----- DATASET EXCERPTS -----

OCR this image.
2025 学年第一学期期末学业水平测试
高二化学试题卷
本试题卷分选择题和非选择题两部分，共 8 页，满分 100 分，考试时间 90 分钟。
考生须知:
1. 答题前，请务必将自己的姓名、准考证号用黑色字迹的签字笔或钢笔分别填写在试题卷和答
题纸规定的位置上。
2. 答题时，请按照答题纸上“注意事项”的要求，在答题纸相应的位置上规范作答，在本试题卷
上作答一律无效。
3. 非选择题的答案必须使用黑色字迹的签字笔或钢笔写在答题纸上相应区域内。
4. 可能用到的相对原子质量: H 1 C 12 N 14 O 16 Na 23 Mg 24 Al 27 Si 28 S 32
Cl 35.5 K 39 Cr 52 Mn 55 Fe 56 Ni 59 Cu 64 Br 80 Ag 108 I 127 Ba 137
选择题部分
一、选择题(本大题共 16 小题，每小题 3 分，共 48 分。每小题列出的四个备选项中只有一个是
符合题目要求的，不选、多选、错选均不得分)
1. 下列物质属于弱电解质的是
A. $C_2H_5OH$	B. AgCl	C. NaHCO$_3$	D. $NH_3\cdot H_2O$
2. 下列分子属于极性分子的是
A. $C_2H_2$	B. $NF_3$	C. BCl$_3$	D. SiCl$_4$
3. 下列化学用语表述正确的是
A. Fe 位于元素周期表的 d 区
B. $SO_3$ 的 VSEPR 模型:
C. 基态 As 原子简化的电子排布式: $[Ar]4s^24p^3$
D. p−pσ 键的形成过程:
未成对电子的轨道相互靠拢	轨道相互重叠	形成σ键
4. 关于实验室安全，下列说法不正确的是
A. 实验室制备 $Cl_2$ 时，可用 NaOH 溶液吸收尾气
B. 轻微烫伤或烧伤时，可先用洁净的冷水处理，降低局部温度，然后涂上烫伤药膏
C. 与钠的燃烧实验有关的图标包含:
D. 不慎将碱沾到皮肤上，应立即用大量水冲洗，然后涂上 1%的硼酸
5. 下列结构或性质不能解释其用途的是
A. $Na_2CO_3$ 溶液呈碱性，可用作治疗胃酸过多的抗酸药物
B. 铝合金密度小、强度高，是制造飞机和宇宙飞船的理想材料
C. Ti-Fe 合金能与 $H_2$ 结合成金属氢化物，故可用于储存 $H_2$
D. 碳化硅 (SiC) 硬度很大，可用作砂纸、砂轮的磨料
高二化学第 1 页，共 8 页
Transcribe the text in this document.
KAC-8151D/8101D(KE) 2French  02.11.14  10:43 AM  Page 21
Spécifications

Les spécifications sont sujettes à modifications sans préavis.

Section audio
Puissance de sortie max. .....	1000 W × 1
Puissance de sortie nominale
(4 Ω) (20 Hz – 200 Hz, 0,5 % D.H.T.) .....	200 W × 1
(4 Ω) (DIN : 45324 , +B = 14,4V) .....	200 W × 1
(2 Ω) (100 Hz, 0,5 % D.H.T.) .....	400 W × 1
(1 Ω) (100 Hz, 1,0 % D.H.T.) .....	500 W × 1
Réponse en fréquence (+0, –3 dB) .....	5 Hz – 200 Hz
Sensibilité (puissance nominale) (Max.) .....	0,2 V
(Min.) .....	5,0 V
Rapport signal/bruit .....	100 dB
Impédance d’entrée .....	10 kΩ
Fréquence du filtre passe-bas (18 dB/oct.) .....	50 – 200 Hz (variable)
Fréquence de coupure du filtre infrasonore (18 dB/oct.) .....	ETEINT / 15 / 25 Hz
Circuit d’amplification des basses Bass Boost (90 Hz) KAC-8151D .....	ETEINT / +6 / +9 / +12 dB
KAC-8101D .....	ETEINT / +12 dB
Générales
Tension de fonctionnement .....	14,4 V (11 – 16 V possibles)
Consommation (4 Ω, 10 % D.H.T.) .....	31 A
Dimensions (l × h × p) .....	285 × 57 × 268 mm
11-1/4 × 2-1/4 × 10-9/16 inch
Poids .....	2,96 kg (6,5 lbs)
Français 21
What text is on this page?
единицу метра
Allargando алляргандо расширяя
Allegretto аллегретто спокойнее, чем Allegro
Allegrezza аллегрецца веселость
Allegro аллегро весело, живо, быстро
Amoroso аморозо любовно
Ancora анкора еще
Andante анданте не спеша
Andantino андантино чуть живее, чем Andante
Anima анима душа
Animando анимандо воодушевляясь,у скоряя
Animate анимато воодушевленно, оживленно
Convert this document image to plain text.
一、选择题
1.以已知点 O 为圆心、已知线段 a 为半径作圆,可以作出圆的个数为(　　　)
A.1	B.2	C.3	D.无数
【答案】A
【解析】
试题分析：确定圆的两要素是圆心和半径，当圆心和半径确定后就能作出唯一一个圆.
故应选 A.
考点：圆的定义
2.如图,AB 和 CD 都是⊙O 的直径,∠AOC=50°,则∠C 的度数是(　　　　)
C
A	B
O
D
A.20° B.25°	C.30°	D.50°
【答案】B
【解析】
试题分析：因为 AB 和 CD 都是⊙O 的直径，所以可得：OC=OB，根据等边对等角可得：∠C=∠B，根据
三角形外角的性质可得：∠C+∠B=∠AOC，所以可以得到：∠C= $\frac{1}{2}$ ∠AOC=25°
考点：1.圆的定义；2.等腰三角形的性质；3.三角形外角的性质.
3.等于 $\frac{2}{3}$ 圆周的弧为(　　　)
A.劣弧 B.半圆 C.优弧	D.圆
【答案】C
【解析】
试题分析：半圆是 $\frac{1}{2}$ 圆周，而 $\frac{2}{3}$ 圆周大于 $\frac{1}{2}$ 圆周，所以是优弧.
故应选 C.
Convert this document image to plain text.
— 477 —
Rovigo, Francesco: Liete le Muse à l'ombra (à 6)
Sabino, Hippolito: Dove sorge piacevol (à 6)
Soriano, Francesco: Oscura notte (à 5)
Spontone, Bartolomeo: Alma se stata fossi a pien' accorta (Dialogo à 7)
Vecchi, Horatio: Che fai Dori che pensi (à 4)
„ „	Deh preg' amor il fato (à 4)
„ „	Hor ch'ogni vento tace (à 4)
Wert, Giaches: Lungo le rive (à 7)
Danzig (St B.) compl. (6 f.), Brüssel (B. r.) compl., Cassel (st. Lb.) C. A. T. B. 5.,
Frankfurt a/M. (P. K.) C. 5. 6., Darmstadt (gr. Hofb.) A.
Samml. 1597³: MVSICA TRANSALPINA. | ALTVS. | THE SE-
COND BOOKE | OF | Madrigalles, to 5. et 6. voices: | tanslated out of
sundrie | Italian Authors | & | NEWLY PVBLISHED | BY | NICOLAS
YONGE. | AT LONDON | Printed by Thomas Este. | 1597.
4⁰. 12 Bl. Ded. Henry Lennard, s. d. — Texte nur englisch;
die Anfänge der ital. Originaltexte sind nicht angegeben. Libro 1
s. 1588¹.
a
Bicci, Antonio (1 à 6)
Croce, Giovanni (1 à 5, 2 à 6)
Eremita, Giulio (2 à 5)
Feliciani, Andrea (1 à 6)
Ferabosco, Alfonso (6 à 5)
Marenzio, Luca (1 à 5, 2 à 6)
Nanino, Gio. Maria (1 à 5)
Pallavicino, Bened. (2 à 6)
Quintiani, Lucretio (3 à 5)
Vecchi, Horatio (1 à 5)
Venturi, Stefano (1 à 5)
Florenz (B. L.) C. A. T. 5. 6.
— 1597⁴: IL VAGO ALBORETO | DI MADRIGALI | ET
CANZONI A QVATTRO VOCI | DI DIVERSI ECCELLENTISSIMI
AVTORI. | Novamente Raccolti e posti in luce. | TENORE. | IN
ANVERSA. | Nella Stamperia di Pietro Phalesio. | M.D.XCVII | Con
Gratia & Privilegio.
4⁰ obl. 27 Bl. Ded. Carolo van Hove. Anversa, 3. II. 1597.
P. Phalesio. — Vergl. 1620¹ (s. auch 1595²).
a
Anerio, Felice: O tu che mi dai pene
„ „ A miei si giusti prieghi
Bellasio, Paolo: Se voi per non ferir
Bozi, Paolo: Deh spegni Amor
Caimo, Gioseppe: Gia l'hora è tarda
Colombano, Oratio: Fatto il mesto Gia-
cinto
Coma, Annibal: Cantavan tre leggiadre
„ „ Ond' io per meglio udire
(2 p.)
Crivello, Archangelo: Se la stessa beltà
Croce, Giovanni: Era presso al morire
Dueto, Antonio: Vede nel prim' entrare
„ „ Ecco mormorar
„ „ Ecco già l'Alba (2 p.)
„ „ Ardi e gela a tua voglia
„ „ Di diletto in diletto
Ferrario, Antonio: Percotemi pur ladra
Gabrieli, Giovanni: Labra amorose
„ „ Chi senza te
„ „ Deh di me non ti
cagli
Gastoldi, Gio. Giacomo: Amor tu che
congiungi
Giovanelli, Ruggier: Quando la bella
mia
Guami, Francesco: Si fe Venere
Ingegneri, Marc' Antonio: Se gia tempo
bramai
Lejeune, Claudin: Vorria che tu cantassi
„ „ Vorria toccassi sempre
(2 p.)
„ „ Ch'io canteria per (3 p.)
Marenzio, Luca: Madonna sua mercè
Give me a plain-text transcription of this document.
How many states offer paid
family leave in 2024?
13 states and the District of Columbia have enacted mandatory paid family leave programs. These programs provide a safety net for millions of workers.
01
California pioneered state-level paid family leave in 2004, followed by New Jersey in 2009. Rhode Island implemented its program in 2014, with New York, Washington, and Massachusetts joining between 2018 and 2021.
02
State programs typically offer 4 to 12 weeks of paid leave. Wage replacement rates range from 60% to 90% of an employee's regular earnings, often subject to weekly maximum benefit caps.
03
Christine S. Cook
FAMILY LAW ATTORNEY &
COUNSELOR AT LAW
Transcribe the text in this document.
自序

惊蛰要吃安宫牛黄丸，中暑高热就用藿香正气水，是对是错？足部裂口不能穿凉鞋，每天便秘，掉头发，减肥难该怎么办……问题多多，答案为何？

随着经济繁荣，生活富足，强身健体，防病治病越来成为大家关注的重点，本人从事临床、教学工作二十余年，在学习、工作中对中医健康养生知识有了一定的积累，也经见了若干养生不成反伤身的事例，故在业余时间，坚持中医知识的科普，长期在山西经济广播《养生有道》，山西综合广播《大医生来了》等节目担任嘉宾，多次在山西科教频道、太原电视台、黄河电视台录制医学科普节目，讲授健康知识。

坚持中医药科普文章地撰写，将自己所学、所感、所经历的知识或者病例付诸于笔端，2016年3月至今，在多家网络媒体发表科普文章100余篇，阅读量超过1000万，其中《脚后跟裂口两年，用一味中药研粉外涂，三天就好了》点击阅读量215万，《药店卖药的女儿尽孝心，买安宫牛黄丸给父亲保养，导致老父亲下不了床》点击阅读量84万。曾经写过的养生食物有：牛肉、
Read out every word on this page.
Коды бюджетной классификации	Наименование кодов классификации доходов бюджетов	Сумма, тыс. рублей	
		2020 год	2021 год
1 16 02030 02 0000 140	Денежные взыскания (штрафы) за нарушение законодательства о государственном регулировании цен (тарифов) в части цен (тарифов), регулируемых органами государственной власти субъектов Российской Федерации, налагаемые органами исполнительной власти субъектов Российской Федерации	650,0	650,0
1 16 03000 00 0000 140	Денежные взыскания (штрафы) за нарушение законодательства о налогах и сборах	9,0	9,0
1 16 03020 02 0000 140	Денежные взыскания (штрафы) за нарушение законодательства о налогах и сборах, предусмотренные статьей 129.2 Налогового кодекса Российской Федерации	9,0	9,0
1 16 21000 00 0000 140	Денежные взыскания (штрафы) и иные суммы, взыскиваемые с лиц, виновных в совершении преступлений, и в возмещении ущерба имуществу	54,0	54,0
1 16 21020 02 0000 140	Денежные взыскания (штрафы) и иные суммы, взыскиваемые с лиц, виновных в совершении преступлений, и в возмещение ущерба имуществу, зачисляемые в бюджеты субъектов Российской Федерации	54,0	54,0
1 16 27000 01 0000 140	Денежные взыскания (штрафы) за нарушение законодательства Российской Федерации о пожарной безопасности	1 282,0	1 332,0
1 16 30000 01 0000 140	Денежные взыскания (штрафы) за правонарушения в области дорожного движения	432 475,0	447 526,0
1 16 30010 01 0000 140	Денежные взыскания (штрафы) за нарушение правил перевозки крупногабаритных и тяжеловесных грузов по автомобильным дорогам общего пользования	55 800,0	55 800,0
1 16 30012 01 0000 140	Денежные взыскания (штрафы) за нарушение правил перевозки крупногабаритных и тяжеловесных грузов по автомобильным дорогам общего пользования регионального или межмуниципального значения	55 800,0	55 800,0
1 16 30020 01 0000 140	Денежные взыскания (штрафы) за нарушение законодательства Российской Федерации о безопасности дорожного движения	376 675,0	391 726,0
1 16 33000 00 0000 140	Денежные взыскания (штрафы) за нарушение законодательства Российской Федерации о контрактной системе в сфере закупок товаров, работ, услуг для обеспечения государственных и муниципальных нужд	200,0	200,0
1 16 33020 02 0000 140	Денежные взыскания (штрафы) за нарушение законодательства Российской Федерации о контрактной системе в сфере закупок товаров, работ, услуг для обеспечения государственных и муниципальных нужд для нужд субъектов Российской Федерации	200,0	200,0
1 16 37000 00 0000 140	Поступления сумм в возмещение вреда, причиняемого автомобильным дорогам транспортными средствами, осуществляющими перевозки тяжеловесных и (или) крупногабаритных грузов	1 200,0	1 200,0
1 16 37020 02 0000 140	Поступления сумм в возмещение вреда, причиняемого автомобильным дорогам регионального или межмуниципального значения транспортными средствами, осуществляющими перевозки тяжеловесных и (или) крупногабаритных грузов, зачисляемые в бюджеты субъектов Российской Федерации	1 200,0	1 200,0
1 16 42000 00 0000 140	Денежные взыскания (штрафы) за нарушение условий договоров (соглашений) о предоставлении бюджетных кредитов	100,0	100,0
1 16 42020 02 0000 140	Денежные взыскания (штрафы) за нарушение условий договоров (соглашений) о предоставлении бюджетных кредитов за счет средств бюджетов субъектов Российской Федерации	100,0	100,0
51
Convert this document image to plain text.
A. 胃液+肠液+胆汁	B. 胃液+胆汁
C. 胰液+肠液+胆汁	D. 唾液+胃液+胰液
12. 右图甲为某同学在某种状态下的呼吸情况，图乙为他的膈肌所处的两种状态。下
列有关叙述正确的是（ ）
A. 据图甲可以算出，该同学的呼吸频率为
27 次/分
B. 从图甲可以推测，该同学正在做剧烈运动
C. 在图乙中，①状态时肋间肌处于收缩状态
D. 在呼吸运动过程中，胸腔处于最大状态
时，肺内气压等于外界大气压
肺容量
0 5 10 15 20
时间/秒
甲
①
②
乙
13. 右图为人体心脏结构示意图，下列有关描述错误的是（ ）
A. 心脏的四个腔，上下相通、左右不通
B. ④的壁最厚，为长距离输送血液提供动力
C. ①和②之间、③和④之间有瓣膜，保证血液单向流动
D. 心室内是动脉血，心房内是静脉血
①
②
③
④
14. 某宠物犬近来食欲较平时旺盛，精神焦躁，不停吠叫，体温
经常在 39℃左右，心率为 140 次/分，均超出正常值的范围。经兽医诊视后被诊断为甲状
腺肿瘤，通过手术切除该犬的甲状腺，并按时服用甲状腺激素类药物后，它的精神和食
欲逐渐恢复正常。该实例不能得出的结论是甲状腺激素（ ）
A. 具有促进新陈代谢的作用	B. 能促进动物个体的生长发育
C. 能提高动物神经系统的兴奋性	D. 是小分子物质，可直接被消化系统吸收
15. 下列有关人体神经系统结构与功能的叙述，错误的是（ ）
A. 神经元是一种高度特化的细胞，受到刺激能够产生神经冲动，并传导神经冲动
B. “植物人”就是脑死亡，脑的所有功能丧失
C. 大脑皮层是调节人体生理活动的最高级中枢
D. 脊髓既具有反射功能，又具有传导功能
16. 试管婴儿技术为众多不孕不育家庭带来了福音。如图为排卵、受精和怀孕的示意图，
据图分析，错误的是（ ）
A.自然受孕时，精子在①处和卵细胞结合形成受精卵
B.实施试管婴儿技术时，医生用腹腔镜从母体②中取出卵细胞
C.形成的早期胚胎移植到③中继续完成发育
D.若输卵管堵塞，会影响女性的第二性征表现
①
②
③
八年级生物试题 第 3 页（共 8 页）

-----

THE PROBLEM: Scan the material above for the word "совершении". Copy each line where it occurs.

SOLUTION TO THE PROBLEM:
1 16 21000 00 0000 140	Денежные взыскания (штрафы) и иные суммы, взыскиваемые с лиц, виновных в совершении преступлений, и в возмещении ущерба имуществу	54,0	54,0
1 16 21020 02 0000 140	Денежные взыскания (штрафы) и иные суммы, взыскиваемые с лиц, виновных в совершении преступлений, и в возмещение ущерба имуществу, зачисляемые в бюджеты субъектов Российской Федерации	54,0	54,0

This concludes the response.